-- EXERCISE AIM --
Where a line below holds the string "SDTVAR", copy that line.
---- PROVIDED RECORDS
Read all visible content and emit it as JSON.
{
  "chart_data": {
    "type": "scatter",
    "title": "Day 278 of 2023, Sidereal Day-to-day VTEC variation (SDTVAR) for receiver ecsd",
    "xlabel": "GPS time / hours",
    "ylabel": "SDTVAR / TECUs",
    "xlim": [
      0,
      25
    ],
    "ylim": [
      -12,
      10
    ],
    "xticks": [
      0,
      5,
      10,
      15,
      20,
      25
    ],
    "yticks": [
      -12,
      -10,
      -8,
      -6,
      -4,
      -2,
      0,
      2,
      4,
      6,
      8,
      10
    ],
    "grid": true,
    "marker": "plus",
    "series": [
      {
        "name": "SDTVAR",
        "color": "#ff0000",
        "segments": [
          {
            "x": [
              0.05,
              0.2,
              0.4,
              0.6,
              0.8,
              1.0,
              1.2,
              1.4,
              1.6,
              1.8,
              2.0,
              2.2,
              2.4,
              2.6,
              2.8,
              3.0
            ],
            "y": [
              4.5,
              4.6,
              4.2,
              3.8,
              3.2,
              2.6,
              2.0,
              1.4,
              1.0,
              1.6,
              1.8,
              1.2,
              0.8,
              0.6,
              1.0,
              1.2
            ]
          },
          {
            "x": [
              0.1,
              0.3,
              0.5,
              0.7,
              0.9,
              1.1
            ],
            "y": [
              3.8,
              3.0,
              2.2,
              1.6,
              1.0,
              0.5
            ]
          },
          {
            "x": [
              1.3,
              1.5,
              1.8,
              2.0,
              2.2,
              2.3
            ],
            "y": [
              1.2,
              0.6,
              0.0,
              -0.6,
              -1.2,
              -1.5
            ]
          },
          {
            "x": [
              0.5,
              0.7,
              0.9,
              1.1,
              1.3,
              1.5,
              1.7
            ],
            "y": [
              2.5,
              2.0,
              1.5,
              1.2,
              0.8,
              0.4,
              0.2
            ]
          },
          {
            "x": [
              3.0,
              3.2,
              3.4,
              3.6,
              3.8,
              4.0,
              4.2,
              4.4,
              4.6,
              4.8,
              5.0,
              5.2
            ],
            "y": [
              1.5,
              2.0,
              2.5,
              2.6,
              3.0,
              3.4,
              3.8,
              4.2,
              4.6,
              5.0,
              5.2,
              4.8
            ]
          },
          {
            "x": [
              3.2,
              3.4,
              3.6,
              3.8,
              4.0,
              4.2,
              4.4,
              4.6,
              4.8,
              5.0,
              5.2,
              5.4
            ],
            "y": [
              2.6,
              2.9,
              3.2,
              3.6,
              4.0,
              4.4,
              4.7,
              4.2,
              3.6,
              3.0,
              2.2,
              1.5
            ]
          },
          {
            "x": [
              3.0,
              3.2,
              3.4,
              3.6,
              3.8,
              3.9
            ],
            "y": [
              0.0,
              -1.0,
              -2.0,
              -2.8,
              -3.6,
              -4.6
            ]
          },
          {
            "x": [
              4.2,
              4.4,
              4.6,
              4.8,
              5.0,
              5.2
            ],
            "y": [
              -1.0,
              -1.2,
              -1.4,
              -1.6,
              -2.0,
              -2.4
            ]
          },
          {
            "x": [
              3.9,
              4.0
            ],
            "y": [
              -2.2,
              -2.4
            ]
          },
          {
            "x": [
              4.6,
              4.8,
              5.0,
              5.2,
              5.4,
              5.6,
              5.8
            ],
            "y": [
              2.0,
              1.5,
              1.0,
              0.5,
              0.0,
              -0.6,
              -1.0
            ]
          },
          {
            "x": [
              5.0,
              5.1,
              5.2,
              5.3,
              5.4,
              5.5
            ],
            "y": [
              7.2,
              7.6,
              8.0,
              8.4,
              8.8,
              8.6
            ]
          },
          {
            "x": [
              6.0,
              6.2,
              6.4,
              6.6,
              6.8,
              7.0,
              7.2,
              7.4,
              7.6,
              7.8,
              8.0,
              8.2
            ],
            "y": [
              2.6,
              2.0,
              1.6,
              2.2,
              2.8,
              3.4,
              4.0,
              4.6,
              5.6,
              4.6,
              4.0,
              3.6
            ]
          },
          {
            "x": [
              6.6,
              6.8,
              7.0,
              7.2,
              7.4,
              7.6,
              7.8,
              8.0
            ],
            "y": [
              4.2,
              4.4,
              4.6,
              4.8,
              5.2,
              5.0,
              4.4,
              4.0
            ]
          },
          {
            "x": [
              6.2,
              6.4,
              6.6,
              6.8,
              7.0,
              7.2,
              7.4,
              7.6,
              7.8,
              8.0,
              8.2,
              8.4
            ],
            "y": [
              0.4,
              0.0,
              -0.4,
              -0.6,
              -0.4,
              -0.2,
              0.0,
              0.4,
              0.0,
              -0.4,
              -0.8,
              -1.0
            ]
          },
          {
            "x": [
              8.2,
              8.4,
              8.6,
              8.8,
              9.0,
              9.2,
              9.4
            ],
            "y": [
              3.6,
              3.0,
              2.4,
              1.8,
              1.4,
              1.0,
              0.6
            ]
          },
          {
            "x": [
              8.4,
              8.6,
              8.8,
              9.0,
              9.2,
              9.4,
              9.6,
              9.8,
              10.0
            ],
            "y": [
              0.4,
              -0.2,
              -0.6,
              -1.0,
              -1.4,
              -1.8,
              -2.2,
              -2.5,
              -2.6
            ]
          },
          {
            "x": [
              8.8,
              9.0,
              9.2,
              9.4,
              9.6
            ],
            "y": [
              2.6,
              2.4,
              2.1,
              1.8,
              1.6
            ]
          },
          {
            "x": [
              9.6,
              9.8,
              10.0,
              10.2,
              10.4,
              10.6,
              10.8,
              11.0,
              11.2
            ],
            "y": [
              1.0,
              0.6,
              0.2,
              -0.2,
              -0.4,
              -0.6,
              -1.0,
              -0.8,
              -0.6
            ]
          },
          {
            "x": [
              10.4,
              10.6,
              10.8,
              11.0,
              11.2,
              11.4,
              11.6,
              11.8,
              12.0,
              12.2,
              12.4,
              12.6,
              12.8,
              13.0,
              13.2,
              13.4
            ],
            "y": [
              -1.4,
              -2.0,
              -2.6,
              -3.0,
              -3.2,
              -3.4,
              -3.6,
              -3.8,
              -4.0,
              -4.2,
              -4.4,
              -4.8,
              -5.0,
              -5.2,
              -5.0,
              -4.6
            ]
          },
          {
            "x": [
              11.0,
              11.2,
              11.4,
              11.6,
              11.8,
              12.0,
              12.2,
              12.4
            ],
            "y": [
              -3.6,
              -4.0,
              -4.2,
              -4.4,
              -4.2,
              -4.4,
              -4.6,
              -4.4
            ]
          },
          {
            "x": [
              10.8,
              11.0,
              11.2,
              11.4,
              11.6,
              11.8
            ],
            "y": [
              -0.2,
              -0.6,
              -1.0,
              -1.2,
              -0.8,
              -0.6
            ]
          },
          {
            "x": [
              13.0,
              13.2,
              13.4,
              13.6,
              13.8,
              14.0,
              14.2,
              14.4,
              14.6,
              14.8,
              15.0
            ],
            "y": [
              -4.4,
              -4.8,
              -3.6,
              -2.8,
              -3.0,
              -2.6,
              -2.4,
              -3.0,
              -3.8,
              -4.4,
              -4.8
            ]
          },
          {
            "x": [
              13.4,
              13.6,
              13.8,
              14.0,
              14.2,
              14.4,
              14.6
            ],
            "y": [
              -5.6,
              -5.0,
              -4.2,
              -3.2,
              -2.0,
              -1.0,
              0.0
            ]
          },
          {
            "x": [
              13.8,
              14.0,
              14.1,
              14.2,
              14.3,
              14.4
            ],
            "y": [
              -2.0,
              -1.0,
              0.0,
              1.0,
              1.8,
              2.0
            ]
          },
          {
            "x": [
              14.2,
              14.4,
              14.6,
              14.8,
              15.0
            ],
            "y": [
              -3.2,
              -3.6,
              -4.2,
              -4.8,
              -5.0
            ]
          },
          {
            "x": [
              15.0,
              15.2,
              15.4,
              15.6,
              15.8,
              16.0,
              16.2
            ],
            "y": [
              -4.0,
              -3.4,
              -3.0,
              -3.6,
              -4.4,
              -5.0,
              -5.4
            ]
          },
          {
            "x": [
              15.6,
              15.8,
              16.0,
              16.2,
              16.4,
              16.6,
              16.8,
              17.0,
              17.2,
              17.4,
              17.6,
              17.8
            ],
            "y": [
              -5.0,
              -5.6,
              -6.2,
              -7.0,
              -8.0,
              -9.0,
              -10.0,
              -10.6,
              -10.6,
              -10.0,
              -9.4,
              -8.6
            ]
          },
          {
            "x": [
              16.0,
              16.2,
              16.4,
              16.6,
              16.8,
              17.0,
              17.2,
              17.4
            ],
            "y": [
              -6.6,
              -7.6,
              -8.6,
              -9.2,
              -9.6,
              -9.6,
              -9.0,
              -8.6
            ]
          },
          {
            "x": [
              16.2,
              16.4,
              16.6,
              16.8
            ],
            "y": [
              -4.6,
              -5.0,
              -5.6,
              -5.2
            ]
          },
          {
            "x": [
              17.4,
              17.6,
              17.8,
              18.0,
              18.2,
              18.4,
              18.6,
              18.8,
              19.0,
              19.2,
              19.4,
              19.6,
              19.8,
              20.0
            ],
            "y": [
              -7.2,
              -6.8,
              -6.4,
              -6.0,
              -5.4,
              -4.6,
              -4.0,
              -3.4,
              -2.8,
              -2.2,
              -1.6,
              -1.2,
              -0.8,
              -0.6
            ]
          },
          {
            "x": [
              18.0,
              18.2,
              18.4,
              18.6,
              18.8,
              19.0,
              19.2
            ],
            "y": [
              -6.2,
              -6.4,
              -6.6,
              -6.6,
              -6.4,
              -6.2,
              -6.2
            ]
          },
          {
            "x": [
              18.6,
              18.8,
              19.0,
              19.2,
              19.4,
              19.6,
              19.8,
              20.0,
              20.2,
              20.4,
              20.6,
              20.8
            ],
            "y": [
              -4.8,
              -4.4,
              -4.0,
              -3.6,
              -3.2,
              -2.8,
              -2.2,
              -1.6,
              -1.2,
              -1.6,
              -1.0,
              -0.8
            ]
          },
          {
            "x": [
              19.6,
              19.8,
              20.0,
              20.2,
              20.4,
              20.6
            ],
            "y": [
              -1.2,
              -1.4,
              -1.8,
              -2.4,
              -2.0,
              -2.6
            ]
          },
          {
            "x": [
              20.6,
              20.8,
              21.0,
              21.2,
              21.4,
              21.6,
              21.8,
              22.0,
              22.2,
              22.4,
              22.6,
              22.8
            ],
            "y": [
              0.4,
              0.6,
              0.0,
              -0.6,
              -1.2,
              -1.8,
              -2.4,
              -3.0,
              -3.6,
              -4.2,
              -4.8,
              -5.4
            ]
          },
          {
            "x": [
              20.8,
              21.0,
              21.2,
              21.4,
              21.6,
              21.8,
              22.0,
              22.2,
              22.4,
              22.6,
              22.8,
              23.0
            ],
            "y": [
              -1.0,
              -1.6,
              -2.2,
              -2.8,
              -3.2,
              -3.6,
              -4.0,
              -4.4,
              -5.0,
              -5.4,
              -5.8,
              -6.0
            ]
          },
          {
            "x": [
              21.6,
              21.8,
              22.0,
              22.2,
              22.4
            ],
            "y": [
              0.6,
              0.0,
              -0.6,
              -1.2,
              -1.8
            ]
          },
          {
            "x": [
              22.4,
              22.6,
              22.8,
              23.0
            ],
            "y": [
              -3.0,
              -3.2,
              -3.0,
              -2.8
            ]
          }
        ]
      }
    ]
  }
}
--------
-- CORRECT OUTPUT --
    "title": "Day 278 of 2023, Sidereal Day-to-day VTEC variation (SDTVAR) for receiver ecsd",
    "ylabel": "SDTVAR / TECUs",
        "name": "SDTVAR",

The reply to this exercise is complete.